**Written problem:**
Take every line from the listing below that contains "Стоит".

**Recorded data:**
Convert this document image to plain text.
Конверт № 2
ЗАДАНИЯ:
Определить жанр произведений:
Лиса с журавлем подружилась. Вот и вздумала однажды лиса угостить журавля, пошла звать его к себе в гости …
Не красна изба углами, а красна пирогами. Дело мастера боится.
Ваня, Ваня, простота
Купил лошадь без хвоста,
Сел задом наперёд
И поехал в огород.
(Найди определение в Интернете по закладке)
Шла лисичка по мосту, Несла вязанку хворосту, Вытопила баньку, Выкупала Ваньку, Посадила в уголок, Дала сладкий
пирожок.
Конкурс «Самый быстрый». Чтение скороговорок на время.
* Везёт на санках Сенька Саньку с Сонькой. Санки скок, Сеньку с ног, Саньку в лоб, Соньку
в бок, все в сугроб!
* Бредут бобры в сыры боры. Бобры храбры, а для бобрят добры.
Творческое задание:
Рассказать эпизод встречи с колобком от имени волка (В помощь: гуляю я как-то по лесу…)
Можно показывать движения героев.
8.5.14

* * *

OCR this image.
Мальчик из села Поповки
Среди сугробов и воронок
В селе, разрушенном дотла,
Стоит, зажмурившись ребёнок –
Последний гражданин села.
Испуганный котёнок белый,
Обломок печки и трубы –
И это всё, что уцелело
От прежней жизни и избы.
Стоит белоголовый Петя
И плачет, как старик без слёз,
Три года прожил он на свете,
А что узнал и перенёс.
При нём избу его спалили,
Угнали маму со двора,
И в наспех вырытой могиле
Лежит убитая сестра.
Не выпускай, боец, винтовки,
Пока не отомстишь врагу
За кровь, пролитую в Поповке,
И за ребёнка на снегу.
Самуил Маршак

**Result of the task:**
Стоит, зажмурившись ребёнок –
Стоит белоголовый Петя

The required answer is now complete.